--- START OF DATA LINES ---

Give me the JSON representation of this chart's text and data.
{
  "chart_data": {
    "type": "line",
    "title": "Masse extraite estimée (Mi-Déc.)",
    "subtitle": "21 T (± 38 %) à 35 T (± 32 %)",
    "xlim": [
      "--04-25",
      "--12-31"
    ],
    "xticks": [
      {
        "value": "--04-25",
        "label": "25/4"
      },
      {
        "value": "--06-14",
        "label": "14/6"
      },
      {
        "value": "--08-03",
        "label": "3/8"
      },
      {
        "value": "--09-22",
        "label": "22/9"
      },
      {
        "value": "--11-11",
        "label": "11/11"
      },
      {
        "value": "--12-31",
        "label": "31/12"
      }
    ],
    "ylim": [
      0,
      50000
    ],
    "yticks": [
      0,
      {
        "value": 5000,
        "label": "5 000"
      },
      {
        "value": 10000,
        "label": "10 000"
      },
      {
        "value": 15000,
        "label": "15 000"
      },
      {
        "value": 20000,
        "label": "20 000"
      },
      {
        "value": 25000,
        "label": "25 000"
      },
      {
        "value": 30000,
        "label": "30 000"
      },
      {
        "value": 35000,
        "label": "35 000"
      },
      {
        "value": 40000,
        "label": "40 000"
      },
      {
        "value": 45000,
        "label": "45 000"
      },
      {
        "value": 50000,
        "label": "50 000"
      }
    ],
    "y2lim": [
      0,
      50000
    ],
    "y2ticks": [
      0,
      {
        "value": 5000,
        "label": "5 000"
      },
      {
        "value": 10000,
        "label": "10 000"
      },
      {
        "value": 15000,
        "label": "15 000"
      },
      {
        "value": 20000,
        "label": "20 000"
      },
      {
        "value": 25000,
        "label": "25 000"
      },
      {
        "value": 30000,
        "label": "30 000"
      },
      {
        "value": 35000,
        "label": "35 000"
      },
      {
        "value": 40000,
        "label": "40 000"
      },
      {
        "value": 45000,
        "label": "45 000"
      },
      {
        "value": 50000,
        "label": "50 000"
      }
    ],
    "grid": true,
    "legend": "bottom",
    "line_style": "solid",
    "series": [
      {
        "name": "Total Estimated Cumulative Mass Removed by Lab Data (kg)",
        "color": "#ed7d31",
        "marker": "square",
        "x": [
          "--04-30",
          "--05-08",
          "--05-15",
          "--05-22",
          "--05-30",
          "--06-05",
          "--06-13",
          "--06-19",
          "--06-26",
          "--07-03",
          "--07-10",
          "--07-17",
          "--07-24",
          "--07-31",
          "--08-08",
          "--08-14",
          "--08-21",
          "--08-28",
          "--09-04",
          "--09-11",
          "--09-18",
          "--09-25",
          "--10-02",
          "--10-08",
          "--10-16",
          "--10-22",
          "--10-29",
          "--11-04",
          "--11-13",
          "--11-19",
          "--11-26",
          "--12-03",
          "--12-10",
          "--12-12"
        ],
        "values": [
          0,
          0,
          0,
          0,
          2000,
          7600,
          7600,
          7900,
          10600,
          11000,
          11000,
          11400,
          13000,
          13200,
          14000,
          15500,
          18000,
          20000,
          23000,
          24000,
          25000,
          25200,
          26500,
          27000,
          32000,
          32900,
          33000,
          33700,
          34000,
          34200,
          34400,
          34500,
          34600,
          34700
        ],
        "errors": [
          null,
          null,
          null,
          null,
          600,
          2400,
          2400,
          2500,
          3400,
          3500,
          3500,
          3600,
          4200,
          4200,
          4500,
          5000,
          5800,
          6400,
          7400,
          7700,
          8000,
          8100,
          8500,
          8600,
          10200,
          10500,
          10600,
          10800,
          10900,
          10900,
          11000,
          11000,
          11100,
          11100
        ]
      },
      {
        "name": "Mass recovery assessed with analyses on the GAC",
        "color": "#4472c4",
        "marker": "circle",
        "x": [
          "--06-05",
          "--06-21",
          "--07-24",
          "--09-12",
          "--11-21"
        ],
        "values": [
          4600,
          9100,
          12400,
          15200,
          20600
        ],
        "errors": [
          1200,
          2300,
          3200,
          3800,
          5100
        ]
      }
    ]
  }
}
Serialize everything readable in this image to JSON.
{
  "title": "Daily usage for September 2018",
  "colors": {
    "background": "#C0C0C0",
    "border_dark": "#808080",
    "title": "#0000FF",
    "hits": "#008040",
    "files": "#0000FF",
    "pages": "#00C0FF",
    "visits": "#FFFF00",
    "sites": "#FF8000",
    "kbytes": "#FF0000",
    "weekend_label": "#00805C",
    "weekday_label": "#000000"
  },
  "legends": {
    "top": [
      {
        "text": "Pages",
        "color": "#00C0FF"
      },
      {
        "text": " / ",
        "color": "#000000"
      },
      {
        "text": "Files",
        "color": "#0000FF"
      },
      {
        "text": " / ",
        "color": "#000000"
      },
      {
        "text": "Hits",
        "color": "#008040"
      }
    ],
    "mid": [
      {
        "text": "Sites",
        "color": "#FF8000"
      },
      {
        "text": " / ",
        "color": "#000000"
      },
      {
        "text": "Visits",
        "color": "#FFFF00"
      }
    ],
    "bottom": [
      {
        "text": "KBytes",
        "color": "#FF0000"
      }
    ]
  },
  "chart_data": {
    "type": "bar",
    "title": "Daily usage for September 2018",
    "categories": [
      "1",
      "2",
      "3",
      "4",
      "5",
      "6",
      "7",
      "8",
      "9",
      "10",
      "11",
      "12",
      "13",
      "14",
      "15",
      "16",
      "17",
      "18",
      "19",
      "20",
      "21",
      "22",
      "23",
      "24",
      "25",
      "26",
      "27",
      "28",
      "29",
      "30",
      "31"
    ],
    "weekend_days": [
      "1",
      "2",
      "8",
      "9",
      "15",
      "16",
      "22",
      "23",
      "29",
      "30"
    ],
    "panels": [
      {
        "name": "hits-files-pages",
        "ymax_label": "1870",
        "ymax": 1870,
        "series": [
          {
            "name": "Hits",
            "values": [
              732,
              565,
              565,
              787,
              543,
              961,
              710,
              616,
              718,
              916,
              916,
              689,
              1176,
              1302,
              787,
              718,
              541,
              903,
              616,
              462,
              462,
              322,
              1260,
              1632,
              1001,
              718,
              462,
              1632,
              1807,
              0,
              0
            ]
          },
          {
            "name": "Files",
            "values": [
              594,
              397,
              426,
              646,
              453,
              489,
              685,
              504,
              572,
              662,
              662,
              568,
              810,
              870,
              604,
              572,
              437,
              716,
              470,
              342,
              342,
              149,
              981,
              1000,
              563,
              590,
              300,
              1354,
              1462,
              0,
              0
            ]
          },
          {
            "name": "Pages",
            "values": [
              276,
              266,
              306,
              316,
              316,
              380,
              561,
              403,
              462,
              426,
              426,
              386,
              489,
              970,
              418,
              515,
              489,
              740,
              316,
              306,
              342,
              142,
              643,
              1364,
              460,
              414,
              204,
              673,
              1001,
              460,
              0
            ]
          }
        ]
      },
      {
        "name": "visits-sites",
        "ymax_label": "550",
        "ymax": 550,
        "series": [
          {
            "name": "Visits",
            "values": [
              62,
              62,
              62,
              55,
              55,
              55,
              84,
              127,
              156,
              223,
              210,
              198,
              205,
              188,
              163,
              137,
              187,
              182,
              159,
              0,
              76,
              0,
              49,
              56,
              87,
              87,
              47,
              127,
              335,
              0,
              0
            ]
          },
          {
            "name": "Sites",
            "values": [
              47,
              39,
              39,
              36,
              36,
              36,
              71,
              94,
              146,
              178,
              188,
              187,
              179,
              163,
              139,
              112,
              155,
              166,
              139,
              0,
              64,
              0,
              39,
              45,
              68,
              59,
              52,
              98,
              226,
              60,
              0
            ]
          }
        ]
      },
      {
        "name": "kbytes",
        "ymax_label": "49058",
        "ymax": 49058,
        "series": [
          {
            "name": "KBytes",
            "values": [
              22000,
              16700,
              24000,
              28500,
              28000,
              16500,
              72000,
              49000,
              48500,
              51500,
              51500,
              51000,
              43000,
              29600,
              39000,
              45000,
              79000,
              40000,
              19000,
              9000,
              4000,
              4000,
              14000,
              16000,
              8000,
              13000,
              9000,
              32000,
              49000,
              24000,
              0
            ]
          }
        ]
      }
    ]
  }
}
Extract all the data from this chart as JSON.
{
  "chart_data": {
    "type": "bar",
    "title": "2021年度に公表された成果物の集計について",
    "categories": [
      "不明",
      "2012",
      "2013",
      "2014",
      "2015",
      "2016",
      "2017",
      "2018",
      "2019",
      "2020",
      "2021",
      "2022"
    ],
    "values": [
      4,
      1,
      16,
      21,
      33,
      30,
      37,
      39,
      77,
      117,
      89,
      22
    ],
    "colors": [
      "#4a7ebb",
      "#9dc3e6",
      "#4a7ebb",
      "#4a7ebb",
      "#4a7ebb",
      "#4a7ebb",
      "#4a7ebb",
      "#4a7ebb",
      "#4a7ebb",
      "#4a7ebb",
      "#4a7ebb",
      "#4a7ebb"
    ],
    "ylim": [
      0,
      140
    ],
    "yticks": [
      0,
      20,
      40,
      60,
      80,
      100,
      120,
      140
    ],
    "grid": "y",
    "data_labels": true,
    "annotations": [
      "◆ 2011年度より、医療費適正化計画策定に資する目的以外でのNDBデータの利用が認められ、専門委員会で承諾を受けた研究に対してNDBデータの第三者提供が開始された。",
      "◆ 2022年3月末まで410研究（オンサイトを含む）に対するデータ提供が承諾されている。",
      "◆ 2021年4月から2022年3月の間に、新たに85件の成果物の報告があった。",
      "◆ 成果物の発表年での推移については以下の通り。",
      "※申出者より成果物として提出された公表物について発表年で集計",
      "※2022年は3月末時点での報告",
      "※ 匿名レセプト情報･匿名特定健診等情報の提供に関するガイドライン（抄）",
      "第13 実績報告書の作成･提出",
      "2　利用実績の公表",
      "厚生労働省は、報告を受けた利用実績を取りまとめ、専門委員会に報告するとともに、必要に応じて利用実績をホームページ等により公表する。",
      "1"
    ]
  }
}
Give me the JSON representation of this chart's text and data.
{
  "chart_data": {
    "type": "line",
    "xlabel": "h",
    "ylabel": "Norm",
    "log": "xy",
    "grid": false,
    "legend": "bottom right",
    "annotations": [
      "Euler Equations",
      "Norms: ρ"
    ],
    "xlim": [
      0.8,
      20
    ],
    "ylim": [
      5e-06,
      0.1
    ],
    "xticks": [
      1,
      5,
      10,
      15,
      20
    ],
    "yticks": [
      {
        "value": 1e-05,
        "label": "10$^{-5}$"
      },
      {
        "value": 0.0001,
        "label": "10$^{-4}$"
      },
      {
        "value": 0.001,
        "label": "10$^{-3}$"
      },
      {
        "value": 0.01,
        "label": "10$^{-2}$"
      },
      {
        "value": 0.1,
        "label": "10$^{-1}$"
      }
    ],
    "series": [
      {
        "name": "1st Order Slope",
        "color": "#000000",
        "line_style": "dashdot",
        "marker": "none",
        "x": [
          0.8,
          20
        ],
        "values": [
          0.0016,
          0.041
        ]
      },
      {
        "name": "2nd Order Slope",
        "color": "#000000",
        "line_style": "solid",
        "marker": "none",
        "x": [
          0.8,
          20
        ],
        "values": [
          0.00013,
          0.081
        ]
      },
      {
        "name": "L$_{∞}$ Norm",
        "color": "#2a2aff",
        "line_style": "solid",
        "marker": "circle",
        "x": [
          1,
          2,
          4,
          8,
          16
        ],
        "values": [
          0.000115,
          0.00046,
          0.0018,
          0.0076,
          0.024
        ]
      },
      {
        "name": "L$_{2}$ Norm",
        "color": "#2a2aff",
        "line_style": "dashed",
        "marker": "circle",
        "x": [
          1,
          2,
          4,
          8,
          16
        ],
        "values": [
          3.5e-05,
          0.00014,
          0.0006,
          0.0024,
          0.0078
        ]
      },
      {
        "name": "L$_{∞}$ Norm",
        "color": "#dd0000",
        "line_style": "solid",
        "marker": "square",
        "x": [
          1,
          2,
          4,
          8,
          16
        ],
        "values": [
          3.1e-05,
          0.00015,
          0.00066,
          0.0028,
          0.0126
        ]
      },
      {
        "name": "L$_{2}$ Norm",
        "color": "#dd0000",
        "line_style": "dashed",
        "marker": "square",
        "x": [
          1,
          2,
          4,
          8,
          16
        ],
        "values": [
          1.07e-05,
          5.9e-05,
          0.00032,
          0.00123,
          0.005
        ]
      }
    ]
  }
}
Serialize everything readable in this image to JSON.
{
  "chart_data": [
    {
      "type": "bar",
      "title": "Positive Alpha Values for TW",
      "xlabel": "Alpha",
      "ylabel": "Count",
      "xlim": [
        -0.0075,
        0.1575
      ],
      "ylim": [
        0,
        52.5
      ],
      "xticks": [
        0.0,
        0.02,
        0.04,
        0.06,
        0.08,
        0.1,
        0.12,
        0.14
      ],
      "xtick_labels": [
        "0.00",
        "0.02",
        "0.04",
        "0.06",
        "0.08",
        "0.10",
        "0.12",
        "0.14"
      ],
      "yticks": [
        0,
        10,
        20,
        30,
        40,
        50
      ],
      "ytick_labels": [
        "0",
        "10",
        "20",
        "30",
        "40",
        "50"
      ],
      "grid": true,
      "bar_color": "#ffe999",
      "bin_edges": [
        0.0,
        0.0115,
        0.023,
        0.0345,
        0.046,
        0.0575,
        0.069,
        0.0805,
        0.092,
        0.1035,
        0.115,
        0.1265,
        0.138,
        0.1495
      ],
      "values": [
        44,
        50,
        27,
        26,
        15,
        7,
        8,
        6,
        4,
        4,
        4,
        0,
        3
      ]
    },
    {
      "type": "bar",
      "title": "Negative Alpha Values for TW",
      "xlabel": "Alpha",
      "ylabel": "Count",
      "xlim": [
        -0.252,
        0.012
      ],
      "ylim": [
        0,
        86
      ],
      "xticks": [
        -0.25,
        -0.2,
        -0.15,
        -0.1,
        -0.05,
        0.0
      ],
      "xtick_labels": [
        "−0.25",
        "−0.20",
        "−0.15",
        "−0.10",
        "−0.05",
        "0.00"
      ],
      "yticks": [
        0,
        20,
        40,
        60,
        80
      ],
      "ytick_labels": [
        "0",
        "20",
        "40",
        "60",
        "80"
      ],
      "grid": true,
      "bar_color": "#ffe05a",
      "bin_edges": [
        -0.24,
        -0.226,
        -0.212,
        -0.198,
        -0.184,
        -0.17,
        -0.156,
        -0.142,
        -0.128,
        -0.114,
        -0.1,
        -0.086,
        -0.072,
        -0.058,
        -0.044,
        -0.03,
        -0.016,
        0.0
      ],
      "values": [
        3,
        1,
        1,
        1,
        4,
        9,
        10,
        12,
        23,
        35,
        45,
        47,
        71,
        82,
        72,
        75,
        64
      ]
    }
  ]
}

--- END OF DATA LINES ---

State how many lines in the records above contain the word "true", giving only the number.

:: FULL ANSWER ::
4